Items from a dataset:
════════
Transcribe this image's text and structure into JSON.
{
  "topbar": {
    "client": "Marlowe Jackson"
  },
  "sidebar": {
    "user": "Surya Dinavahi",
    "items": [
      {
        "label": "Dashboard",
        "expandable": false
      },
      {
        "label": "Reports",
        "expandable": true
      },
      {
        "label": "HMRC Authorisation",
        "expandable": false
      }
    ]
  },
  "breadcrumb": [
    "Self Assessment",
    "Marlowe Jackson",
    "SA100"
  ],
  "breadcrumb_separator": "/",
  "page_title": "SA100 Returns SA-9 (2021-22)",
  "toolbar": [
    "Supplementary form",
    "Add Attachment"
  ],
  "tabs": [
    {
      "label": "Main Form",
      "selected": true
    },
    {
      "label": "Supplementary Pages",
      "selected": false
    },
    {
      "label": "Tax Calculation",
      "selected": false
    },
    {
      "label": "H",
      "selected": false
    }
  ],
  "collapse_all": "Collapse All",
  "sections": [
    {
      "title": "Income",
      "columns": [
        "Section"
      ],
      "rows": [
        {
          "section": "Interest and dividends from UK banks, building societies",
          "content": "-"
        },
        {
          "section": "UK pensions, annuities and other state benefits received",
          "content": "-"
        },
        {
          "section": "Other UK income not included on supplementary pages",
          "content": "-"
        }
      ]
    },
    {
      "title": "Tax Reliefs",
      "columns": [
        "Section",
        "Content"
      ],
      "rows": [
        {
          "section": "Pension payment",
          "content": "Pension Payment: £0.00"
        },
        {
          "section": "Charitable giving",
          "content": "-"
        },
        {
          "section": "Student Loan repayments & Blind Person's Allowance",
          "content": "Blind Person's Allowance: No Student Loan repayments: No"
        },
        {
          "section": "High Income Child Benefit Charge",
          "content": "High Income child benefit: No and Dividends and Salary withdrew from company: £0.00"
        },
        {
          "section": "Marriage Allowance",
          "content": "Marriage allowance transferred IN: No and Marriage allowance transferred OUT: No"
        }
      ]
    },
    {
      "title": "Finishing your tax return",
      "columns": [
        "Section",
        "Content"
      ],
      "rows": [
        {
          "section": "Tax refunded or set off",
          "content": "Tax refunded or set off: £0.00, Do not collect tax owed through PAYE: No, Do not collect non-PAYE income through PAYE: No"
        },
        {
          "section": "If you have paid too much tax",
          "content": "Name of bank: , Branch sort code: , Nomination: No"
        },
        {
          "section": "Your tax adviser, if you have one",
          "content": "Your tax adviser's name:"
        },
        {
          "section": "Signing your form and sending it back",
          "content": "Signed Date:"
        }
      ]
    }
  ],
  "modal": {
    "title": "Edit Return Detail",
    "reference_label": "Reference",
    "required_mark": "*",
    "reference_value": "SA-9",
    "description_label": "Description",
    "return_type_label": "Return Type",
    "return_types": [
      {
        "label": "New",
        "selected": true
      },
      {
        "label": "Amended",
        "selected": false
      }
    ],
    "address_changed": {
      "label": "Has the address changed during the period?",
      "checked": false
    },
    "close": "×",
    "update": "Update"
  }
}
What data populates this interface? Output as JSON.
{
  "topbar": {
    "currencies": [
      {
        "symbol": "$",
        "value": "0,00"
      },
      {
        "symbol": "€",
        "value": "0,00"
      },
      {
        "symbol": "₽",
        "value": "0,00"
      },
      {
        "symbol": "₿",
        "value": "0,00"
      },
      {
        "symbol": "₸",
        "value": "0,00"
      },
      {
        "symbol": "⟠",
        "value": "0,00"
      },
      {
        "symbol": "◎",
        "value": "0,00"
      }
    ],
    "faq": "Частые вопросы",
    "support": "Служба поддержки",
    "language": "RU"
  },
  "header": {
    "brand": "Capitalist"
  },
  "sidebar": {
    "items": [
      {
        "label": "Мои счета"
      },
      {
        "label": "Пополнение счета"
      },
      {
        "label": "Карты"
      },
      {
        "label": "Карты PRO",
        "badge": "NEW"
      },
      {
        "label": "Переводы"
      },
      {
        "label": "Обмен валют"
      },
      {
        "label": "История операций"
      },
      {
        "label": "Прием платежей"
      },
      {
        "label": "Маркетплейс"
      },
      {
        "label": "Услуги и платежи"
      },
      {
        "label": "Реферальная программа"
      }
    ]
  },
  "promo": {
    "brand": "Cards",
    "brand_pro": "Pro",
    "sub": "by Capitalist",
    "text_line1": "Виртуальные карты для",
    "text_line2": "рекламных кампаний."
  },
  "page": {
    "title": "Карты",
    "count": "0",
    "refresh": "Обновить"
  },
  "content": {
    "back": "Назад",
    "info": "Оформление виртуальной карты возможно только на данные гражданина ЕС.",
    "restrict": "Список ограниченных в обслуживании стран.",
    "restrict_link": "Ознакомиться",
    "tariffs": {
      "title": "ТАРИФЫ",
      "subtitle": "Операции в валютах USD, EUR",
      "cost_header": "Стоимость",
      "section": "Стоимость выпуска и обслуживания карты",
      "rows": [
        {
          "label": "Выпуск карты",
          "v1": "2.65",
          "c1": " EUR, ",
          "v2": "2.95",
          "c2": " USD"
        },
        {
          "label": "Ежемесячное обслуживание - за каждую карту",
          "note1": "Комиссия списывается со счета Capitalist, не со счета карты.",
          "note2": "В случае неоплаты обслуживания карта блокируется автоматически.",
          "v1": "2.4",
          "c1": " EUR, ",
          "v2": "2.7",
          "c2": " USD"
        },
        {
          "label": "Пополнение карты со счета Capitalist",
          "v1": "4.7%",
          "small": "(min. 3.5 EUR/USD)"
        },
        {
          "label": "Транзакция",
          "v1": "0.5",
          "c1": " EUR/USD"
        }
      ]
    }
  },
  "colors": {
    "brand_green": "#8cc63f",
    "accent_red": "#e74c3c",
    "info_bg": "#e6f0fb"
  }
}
════════
All of the entries must be quoted exactly; please include each one.

• [RESPONSE]:
Transcribe this image's text and structure into JSON.
{
  "topbar": {
    "client": "Marlowe Jackson"
  },
  "sidebar": {
    "user": "Surya Dinavahi",
    "items": [
      {
        "label": "Dashboard",
        "expandable": false
      },
      {
        "label": "Reports",
        "expandable": true
      },
      {
        "label": "HMRC Authorisation",
        "expandable": false
      }
    ]
  },
  "breadcrumb": [
    "Self Assessment",
    "Marlowe Jackson",
    "SA100"
  ],
  "breadcrumb_separator": "/",
  "page_title": "SA100 Returns SA-9 (2021-22)",
  "toolbar": [
    "Supplementary form",
    "Add Attachment"
  ],
  "tabs": [
    {
      "label": "Main Form",
      "selected": true
    },
    {
      "label": "Supplementary Pages",
      "selected": false
    },
    {
      "label": "Tax Calculation",
      "selected": false
    },
    {
      "label": "H",
      "selected": false
    }
  ],
  "collapse_all": "Collapse All",
  "sections": [
    {
      "title": "Income",
      "columns": [
        "Section"
      ],
      "rows": [
        {
          "section": "Interest and dividends from UK banks, building societies",
          "content": "-"
        },
        {
          "section": "UK pensions, annuities and other state benefits received",
          "content": "-"
        },
        {
          "section": "Other UK income not included on supplementary pages",
          "content": "-"
        }
      ]
    },
    {
      "title": "Tax Reliefs",
      "columns": [
        "Section",
        "Content"
      ],
      "rows": [
        {
          "section": "Pension payment",
          "content": "Pension Payment: £0.00"
        },
        {
          "section": "Charitable giving",
          "content": "-"
        },
        {
          "section": "Student Loan repayments & Blind Person's Allowance",
          "content": "Blind Person's Allowance: No Student Loan repayments: No"
        },
        {
          "section": "High Income Child Benefit Charge",
          "content": "High Income child benefit: No and Dividends and Salary withdrew from company: £0.00"
        },
        {
          "section": "Marriage Allowance",
          "content": "Marriage allowance transferred IN: No and Marriage allowance transferred OUT: No"
        }
      ]
    },
    {
      "title": "Finishing your tax return",
      "columns": [
        "Section",
        "Content"
      ],
      "rows": [
        {
          "section": "Tax refunded or set off",
          "content": "Tax refunded or set off: £0.00, Do not collect tax owed through PAYE: No, Do not collect non-PAYE income through PAYE: No"
        },
        {
          "section": "If you have paid too much tax",
          "content": "Name of bank: , Branch sort code: , Nomination: No"
        },
        {
          "section": "Your tax adviser, if you have one",
          "content": "Your tax adviser's name:"
        },
        {
          "section": "Signing your form and sending it back",
          "content": "Signed Date:"
        }
      ]
    }
  ],
  "modal": {
    "title": "Edit Return Detail",
    "reference_label": "Reference",
    "required_mark": "*",
    "reference_value": "SA-9",
    "description_label": "Description",
    "return_type_label": "Return Type",
    "return_types": [
      {
        "label": "New",
        "selected": true
      },
      {
        "label": "Amended",
        "selected": false
      }
    ],
    "address_changed": {
      "label": "Has the address changed during the period?",
      "checked": false
    },
    "close": "×",
    "update": "Update"
  }
}
What data populates this interface? Output as JSON.
{
  "topbar": {
    "currencies": [
      {
        "symbol": "$",
        "value": "0,00"
      },
      {
        "symbol": "€",
        "value": "0,00"
      },
      {
        "symbol": "₽",
        "value": "0,00"
      },
      {
        "symbol": "₿",
        "value": "0,00"
      },
      {
        "symbol": "₸",
        "value": "0,00"
      },
      {
        "symbol": "⟠",
        "value": "0,00"
      },
      {
        "symbol": "◎",
        "value": "0,00"
      }
    ],
    "faq": "Частые вопросы",
    "support": "Служба поддержки",
    "language": "RU"
  },
  "header": {
    "brand": "Capitalist"
  },
  "sidebar": {
    "items": [
      {
        "label": "Мои счета"
      },
      {
        "label": "Пополнение счета"
      },
      {
        "label": "Карты"
      },
      {
        "label": "Карты PRO",
        "badge": "NEW"
      },
      {
        "label": "Переводы"
      },
      {
        "label": "Обмен валют"
      },
      {
        "label": "История операций"
      },
      {
        "label": "Прием платежей"
      },
      {
        "label": "Маркетплейс"
      },
      {
        "label": "Услуги и платежи"
      },
      {
        "label": "Реферальная программа"
      }
    ]
  },
  "promo": {
    "brand": "Cards",
    "brand_pro": "Pro",
    "sub": "by Capitalist",
    "text_line1": "Виртуальные карты для",
    "text_line2": "рекламных кампаний."
  },
  "page": {
    "title": "Карты",
    "count": "0",
    "refresh": "Обновить"
  },
  "content": {
    "back": "Назад",
    "info": "Оформление виртуальной карты возможно только на данные гражданина ЕС.",
    "restrict": "Список ограниченных в обслуживании стран.",
    "restrict_link": "Ознакомиться",
    "tariffs": {
      "title": "ТАРИФЫ",
      "subtitle": "Операции в валютах USD, EUR",
      "cost_header": "Стоимость",
      "section": "Стоимость выпуска и обслуживания карты",
      "rows": [
        {
          "label": "Выпуск карты",
          "v1": "2.65",
          "c1": " EUR, ",
          "v2": "2.95",
          "c2": " USD"
        },
        {
          "label": "Ежемесячное обслуживание - за каждую карту",
          "note1": "Комиссия списывается со счета Capitalist, не со счета карты.",
          "note2": "В случае неоплаты обслуживания карта блокируется автоматически.",
          "v1": "2.4",
          "c1": " EUR, ",
          "v2": "2.7",
          "c2": " USD"
        },
        {
          "label": "Пополнение карты со счета Capitalist",
          "v1": "4.7%",
          "small": "(min. 3.5 EUR/USD)"
        },
        {
          "label": "Транзакция",
          "v1": "0.5",
          "c1": " EUR/USD"
        }
      ]
    }
  },
  "colors": {
    "brand_green": "#8cc63f",
    "accent_red": "#e74c3c",
    "info_bg": "#e6f0fb"
  }
}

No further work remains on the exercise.